**Available data:**
=-=-=

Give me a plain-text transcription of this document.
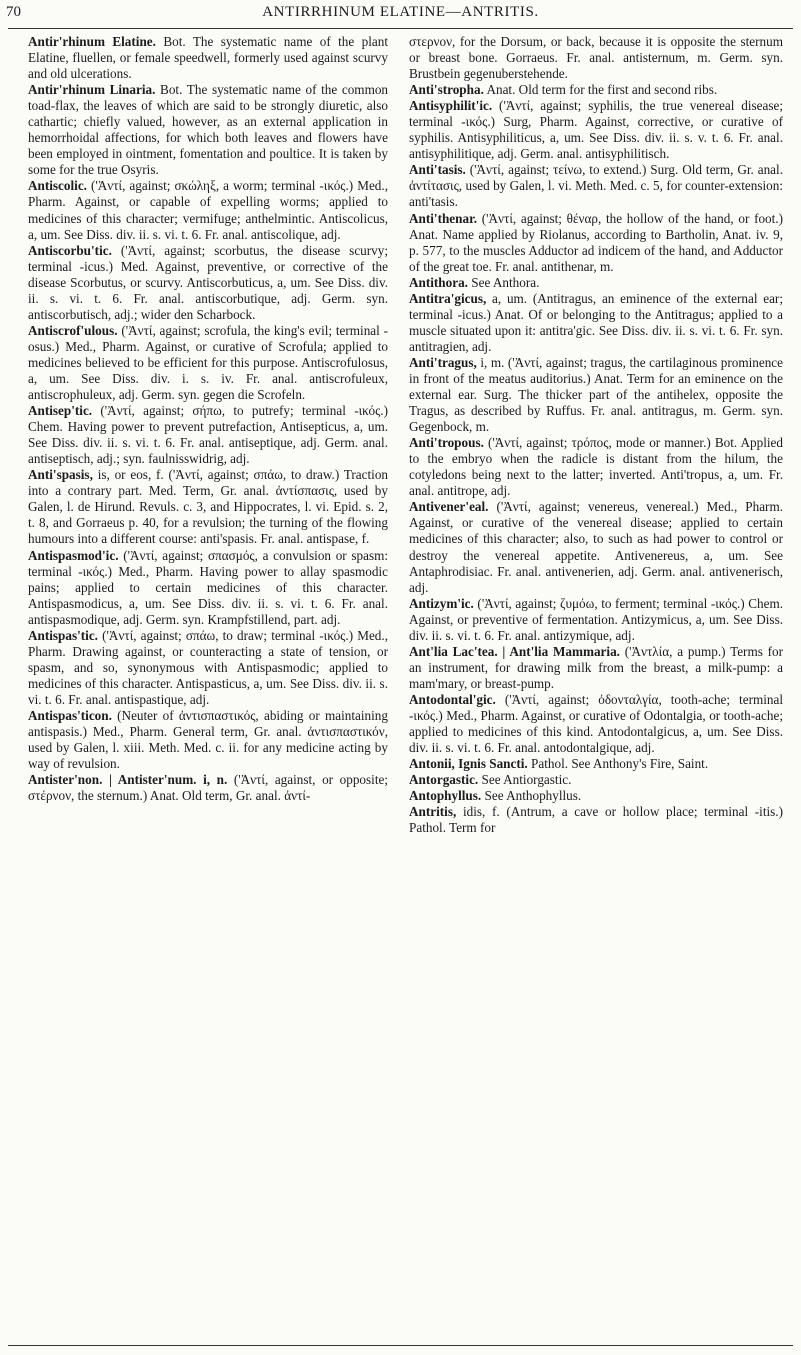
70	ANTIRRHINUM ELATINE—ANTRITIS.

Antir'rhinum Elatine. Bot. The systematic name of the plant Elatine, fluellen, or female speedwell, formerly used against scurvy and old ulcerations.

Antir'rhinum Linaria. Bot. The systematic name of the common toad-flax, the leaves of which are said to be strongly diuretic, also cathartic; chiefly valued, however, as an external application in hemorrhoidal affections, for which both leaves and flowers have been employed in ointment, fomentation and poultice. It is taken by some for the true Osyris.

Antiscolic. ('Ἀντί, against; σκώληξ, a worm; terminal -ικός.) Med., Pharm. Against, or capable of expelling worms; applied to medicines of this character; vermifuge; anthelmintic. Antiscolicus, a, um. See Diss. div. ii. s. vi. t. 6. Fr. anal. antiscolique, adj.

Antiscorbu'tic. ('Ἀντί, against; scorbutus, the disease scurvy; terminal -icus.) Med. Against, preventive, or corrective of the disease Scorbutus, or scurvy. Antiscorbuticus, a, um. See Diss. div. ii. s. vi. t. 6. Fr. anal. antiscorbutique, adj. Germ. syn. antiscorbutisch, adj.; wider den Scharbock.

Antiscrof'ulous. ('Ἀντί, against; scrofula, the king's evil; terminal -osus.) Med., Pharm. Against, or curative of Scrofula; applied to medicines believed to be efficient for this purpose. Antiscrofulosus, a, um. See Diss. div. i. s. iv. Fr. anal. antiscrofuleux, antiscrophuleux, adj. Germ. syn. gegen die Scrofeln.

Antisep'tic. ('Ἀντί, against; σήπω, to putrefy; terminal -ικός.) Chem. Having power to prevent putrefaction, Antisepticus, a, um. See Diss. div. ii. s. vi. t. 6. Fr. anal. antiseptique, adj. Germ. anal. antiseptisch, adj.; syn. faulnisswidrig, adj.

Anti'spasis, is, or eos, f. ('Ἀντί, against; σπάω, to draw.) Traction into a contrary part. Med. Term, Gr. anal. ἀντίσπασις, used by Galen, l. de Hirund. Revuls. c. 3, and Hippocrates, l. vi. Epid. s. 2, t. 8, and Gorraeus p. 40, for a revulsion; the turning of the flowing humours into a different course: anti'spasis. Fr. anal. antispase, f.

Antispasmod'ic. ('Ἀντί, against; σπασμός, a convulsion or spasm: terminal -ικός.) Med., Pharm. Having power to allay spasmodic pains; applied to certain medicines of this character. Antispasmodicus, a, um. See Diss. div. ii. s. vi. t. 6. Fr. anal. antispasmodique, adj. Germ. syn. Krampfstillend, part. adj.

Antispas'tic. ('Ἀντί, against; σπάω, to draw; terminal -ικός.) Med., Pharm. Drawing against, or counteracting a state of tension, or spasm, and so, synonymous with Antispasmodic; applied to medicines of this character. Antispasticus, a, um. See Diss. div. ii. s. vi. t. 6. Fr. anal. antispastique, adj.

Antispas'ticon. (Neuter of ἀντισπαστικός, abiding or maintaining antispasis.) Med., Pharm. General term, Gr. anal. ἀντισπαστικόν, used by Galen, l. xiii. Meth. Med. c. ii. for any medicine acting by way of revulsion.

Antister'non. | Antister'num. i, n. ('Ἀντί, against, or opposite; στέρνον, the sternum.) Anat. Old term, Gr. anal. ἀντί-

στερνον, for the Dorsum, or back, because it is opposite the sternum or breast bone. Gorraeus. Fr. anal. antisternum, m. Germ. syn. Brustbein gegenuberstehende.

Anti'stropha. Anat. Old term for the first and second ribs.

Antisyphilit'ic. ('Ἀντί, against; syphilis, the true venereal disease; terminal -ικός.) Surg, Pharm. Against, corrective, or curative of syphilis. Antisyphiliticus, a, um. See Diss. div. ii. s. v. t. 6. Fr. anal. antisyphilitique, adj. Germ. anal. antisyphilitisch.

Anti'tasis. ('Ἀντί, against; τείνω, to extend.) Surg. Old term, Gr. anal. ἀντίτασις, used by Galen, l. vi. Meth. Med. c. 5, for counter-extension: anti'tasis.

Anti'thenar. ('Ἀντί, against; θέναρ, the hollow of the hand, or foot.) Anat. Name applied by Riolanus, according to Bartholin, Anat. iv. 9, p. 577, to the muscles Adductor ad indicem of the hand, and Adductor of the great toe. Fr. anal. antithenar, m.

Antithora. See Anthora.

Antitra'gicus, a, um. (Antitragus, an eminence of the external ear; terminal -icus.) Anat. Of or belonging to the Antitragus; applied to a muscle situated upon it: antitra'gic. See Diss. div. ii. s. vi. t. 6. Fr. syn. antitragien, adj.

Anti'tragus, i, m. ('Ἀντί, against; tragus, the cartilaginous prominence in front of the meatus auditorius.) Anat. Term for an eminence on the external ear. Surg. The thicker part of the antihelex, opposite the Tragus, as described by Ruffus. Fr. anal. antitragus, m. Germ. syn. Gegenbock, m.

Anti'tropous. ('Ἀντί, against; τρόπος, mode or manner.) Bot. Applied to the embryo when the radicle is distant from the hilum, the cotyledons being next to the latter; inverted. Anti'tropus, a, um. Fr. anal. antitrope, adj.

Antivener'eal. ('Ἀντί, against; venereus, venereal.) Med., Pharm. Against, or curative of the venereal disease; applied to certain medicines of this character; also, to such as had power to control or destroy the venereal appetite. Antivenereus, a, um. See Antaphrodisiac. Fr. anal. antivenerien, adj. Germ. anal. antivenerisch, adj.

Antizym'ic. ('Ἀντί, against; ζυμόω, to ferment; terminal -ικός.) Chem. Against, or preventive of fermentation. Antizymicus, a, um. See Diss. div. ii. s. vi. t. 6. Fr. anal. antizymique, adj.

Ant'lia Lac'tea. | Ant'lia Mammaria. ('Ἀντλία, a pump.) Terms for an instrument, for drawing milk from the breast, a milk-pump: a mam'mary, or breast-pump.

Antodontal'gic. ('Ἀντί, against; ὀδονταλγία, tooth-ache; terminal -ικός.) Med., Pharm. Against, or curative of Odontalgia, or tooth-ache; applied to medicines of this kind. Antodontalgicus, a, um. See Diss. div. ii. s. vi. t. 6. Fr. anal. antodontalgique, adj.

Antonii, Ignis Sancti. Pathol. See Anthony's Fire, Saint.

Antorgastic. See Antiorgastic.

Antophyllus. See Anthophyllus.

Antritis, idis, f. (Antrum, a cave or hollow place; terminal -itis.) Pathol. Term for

=-=-=

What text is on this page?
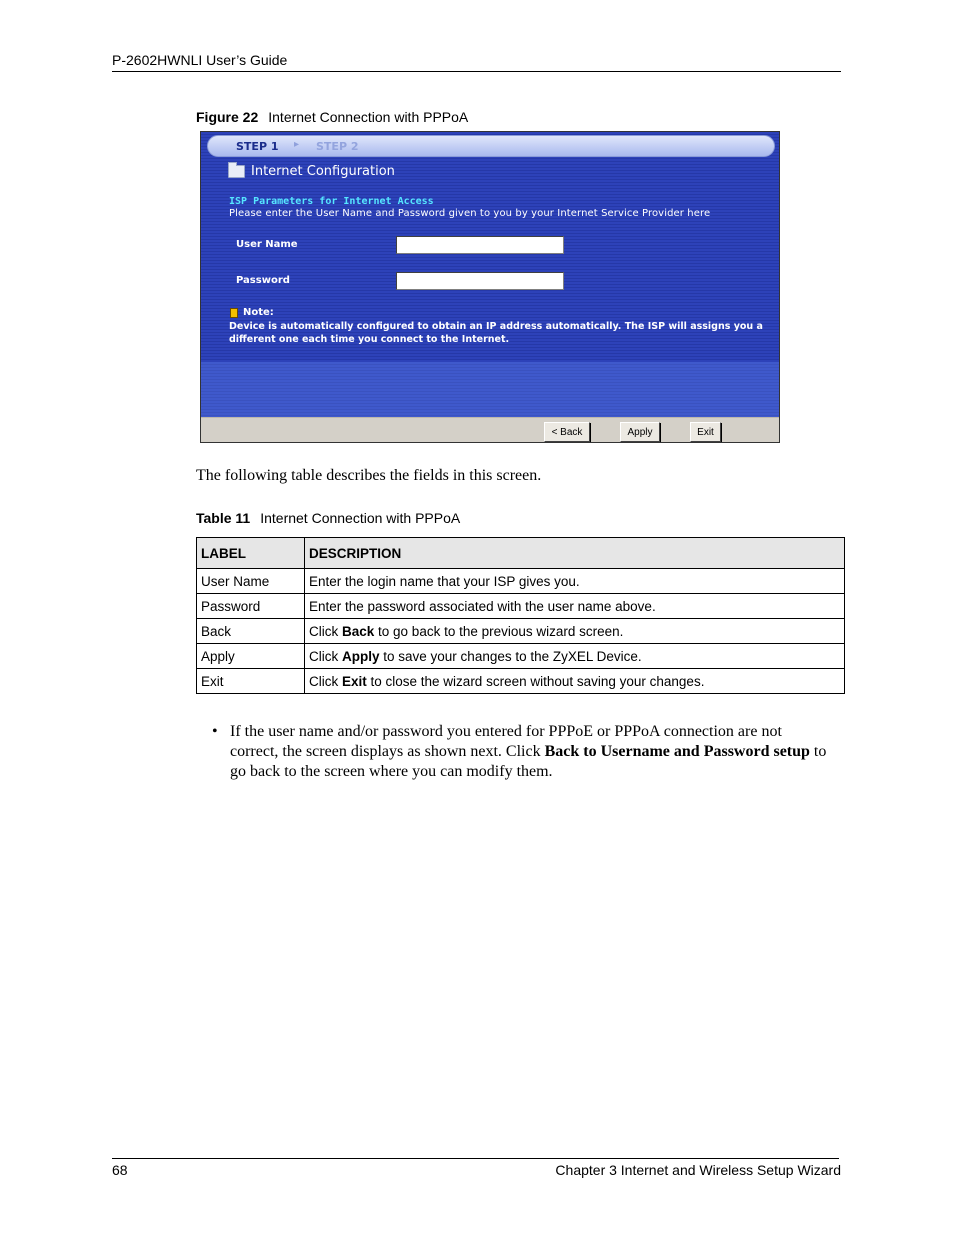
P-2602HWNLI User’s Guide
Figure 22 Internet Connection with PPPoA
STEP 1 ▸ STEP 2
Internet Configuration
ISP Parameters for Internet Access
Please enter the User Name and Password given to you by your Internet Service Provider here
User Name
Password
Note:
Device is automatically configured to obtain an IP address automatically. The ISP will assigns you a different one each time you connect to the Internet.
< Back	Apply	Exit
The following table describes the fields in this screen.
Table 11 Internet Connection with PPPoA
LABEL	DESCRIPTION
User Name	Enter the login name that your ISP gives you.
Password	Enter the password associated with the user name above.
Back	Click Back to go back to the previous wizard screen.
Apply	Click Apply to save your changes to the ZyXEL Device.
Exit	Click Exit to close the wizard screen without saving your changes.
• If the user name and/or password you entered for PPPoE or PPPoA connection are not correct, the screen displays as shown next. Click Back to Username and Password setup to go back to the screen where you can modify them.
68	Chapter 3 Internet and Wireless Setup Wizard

=-=-=

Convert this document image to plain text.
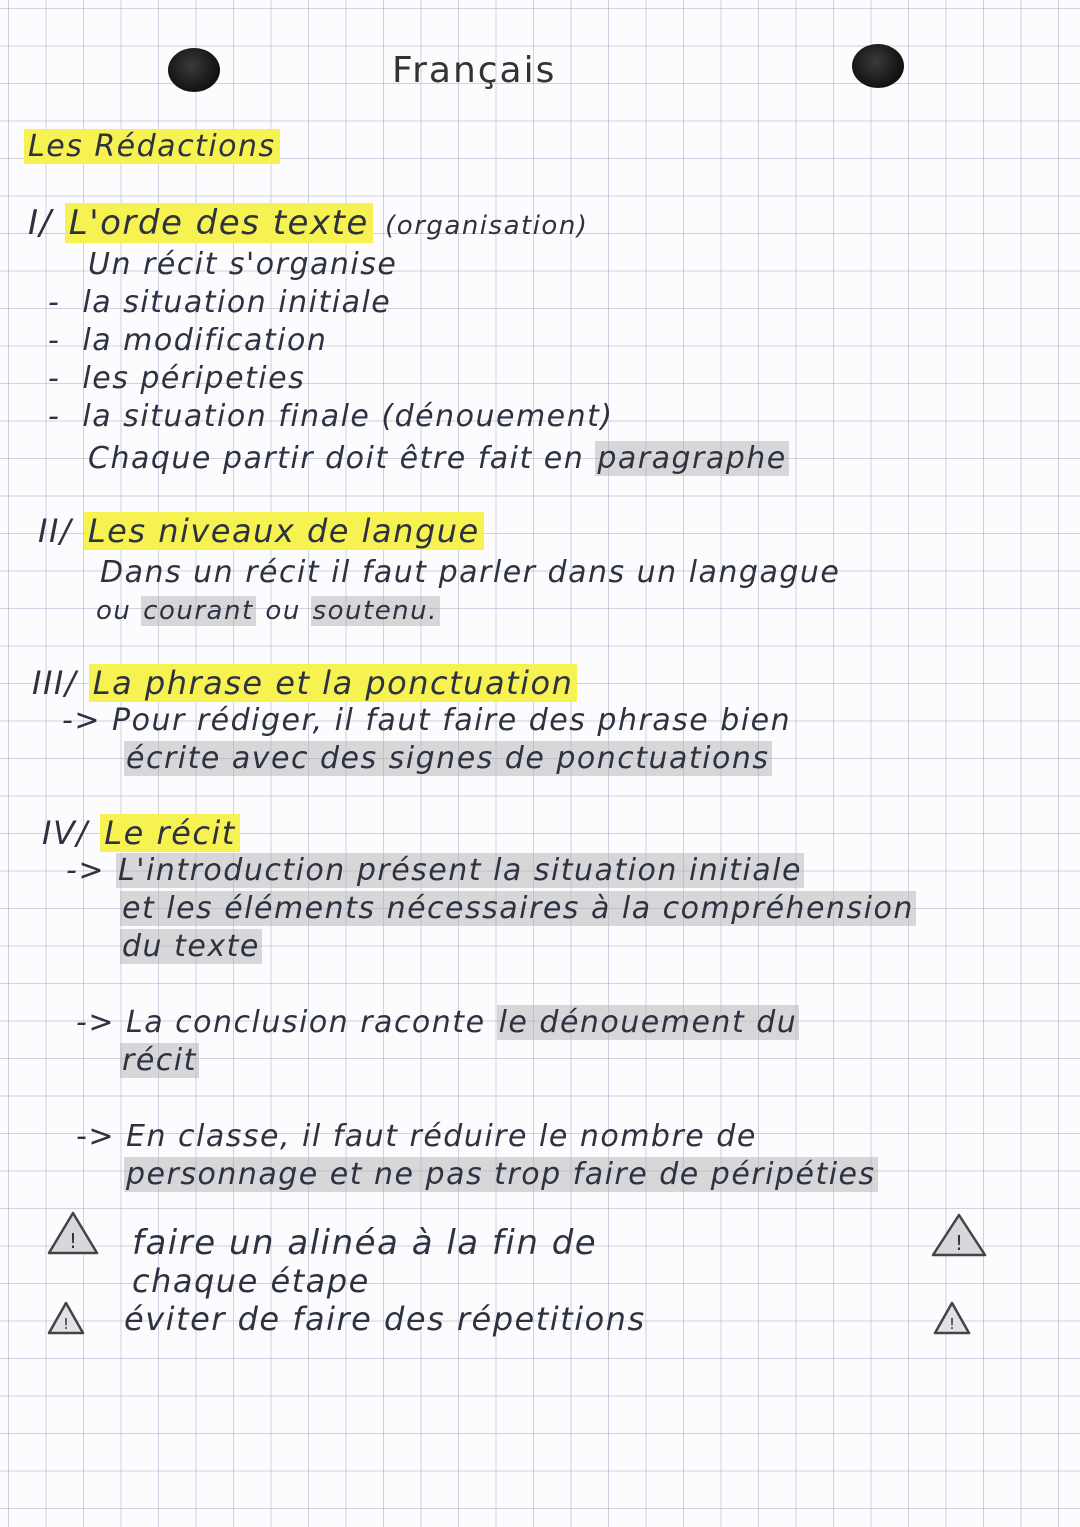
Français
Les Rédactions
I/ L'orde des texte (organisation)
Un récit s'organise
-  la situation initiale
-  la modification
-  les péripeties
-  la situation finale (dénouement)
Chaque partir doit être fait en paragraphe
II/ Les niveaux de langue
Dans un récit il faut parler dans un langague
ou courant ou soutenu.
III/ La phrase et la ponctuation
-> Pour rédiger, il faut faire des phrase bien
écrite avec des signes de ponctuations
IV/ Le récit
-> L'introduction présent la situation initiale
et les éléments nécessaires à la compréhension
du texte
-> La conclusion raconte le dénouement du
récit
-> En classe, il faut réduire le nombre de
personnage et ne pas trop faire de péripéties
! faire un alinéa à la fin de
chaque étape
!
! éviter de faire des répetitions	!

=-=-=

Go through the material and copy out every line with "different" in it.

**Final result:**
Anti'spasis, is, or eos, f. ('Ἀντί, against; σπάω, to draw.) Traction into a contrary part. Med. Term, Gr. anal. ἀντίσπασις, used by Galen, l. de Hirund. Revuls. c. 3, and Hippocrates, l. vi. Epid. s. 2, t. 8, and Gorraeus p. 40, for a revulsion; the turning of the flowing humours into a different course: anti'spasis. Fr. anal. antispase, f.
Device is automatically configured to obtain an IP address automatically. The ISP will assigns you a different one each time you connect to the Internet.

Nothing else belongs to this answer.